## [DATA PROVIDED]
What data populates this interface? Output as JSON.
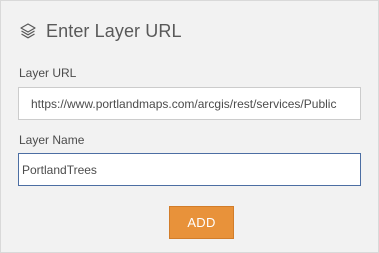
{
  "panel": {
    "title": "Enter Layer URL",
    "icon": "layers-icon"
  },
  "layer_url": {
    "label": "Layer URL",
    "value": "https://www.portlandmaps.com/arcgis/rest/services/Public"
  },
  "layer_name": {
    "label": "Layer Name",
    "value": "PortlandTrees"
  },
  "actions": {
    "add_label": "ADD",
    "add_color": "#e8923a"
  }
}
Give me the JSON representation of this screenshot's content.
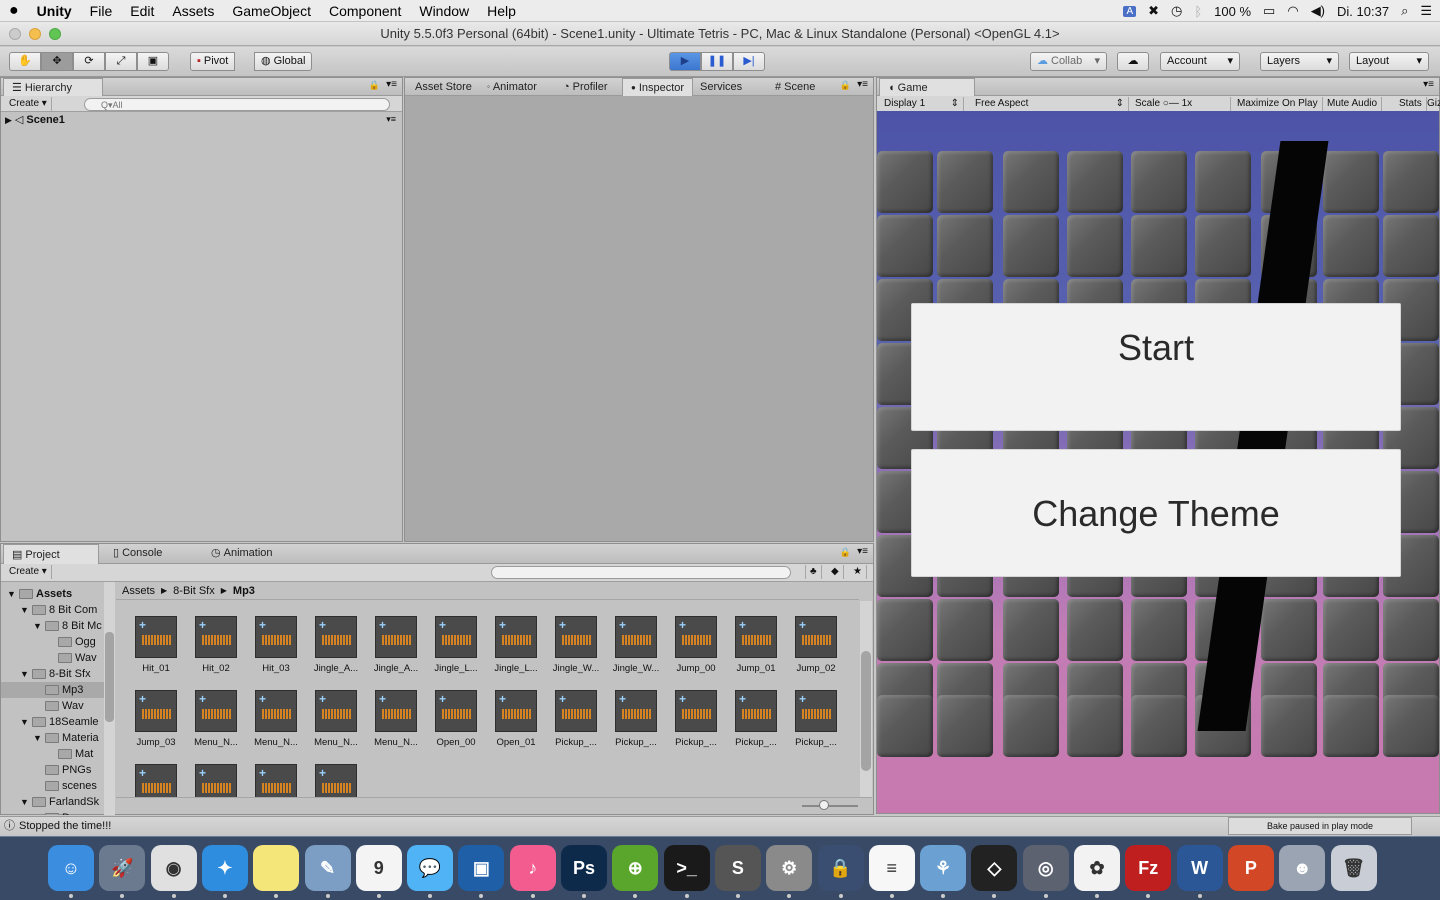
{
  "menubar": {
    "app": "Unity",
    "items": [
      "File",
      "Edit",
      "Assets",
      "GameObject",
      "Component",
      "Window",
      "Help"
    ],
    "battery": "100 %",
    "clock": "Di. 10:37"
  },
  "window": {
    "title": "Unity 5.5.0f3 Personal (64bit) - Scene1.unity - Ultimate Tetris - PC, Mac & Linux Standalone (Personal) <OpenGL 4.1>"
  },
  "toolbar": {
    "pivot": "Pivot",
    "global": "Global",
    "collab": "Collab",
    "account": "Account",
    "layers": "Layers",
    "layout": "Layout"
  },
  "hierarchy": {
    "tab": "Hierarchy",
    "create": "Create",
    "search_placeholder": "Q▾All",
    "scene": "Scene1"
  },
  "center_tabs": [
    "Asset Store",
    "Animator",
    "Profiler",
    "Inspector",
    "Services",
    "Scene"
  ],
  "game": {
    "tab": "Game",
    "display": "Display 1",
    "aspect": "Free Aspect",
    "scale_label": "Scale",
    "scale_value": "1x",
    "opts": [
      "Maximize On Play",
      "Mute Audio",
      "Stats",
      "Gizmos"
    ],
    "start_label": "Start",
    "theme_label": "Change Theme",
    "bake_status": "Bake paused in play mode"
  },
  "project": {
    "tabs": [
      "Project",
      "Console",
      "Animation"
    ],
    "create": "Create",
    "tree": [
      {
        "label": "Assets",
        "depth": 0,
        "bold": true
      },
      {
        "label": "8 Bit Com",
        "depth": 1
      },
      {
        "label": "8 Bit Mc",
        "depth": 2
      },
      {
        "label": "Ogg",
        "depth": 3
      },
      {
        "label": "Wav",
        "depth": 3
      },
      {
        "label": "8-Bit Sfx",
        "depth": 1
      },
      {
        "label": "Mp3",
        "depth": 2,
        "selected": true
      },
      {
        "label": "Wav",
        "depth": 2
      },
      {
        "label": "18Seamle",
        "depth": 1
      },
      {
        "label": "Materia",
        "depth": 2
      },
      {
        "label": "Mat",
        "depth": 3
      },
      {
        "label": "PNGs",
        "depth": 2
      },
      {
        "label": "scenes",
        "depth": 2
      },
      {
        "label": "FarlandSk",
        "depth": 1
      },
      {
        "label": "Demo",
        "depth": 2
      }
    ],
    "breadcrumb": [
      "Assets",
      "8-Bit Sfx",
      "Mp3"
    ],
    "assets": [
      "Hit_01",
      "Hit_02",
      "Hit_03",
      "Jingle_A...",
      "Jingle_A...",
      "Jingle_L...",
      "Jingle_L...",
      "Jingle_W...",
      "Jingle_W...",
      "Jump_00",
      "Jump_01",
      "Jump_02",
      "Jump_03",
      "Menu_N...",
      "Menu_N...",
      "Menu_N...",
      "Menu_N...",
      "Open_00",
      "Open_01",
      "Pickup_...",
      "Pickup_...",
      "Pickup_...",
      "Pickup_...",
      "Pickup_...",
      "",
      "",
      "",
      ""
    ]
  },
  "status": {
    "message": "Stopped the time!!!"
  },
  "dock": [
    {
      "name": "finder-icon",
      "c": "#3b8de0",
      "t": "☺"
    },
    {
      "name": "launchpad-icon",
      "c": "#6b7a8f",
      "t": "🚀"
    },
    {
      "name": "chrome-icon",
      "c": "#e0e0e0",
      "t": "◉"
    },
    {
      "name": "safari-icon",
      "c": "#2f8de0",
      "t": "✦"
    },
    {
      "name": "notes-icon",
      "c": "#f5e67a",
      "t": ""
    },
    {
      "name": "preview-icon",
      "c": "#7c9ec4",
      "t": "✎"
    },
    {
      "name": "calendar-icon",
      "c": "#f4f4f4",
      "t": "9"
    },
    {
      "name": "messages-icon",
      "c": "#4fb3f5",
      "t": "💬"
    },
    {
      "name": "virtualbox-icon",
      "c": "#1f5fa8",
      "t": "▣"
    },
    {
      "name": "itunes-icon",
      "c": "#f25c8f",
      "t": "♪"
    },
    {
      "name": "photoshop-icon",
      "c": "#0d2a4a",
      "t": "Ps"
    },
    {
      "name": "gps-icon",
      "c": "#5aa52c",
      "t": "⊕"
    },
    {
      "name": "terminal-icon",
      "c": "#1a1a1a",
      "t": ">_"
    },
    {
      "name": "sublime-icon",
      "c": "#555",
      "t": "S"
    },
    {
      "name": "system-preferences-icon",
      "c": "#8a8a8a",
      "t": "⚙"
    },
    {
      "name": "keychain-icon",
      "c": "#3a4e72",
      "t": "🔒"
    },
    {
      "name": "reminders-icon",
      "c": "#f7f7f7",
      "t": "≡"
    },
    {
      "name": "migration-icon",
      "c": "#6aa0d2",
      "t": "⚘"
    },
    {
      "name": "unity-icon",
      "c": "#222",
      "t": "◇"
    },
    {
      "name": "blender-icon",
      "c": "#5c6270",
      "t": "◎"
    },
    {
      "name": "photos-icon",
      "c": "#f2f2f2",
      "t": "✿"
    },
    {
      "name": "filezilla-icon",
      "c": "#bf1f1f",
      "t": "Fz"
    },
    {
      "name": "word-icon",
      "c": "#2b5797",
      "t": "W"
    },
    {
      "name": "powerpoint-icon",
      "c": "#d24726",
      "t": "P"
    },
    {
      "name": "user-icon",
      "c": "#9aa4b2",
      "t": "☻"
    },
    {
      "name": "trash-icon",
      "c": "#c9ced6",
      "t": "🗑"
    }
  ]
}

--

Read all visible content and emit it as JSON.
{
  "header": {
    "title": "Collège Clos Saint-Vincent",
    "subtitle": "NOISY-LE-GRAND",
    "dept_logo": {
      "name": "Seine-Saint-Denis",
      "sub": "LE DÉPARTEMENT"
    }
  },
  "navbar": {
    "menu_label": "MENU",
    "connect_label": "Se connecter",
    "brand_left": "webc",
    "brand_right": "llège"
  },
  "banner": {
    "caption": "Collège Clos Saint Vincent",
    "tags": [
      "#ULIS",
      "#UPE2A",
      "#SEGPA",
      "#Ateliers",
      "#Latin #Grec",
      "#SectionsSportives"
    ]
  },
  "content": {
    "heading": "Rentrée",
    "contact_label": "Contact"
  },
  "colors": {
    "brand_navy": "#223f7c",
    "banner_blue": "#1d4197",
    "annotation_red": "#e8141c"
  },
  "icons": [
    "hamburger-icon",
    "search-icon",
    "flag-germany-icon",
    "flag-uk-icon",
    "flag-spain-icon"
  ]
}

* * *

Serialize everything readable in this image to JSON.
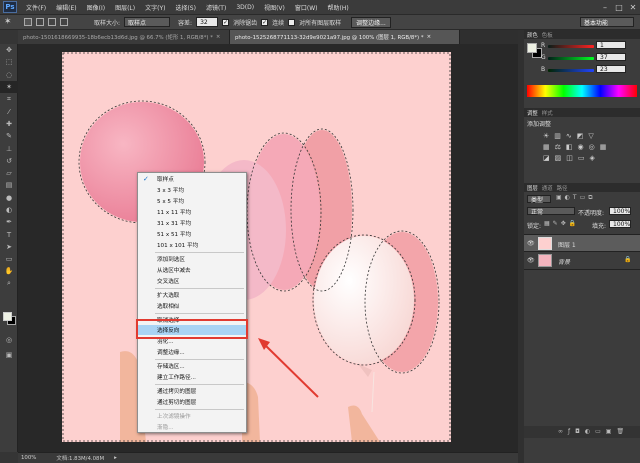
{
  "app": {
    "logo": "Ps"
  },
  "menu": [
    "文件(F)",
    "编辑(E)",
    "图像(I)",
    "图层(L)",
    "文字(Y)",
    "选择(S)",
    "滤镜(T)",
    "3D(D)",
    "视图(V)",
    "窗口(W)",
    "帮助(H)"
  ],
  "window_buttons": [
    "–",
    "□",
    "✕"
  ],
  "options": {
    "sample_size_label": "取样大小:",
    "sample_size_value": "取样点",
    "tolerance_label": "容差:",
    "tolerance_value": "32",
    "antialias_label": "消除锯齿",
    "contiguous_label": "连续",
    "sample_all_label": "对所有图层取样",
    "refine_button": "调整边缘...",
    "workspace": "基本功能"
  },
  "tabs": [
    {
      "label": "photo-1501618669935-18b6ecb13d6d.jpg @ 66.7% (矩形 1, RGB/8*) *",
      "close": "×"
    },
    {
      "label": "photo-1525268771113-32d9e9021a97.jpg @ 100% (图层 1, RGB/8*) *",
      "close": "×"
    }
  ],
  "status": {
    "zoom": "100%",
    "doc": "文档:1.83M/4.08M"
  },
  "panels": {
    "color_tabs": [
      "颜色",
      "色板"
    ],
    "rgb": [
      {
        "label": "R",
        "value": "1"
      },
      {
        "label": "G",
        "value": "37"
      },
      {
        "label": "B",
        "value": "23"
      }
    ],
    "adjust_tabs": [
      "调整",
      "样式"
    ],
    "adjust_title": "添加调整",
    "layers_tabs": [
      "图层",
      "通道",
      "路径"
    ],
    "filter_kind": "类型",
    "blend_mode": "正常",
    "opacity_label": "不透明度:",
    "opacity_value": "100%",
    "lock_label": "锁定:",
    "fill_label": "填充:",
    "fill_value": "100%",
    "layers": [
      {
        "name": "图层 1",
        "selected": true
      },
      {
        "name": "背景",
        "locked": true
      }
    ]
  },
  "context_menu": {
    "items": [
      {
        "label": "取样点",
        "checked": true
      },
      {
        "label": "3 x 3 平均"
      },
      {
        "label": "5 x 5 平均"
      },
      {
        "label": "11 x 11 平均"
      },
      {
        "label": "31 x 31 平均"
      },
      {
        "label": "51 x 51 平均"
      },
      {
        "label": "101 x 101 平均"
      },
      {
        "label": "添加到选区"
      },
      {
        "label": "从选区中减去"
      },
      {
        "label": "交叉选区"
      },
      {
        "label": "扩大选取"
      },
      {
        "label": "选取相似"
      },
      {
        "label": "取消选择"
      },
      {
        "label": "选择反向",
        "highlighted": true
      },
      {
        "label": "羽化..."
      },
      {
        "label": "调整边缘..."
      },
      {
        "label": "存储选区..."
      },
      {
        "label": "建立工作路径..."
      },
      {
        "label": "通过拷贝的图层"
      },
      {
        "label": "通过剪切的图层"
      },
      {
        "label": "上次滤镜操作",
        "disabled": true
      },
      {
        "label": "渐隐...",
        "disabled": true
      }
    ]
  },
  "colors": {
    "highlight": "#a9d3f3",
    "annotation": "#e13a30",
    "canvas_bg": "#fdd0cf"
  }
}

## [PROBLEM TO WORK ON]
In the entries above, find every line with the word "flag" and list it.

## [REPLY]
    "flag-germany-icon",
    "flag-uk-icon",
    "flag-spain-icon"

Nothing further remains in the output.